***** Supplied data *****
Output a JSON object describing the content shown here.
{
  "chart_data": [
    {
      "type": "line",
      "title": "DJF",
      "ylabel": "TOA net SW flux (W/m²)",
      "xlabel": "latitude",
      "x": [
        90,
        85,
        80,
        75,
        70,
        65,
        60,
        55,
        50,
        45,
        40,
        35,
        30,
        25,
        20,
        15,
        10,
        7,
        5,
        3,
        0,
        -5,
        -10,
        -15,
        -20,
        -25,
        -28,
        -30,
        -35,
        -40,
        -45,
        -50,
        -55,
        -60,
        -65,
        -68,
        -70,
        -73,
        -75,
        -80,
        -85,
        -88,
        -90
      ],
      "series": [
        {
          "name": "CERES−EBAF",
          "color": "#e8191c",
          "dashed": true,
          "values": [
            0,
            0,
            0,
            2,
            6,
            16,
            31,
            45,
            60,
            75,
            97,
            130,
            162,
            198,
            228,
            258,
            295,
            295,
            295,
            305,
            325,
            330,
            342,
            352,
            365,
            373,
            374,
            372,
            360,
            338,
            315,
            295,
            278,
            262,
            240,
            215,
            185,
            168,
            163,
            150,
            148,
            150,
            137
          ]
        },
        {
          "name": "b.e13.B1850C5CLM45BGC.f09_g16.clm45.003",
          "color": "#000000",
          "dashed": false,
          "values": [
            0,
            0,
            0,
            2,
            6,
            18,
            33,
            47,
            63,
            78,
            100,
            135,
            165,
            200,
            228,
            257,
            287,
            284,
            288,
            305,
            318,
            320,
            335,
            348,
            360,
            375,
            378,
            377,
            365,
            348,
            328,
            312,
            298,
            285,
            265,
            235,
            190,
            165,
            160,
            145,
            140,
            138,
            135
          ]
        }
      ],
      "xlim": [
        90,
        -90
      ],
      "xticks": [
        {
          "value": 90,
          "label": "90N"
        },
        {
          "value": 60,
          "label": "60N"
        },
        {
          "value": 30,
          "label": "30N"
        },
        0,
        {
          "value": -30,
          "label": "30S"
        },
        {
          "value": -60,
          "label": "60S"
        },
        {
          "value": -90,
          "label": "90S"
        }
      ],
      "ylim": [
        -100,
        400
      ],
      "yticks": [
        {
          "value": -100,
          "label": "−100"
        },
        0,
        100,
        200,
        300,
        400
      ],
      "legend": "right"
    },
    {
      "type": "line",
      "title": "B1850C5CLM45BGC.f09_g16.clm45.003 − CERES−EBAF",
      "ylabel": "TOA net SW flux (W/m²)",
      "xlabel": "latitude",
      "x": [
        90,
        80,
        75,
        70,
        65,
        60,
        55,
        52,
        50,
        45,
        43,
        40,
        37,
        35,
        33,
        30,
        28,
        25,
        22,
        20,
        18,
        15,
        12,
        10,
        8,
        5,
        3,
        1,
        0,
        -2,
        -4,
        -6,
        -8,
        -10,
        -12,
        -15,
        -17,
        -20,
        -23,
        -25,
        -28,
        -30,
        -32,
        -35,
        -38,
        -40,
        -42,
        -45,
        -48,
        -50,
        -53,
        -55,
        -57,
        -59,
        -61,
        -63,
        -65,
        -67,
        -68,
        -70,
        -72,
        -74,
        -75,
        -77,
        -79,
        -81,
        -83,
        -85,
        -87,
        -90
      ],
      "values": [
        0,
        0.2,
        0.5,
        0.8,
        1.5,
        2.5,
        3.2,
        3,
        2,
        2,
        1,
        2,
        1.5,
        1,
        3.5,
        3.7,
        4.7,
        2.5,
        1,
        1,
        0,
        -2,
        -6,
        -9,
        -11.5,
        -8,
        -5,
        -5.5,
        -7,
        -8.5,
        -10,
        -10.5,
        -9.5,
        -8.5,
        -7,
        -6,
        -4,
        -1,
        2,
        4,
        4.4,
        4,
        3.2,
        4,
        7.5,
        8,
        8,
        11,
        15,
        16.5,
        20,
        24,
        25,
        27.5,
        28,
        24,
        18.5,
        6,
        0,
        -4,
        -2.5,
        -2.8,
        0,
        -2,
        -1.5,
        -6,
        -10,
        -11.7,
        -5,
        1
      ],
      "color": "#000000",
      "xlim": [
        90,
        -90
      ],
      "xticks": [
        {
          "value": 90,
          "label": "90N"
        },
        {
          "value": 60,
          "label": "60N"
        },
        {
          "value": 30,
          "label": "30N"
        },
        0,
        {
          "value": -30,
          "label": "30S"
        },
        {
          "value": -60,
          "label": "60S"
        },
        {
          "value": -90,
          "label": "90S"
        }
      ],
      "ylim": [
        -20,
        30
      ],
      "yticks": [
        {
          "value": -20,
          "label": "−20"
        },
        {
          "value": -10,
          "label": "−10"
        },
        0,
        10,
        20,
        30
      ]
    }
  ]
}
*****
▶ Required work
Copy out the lines in which the string "color" appears.

▶ Written response
          "color": "#e8191c",
          "color": "#000000",
      "color": "#000000",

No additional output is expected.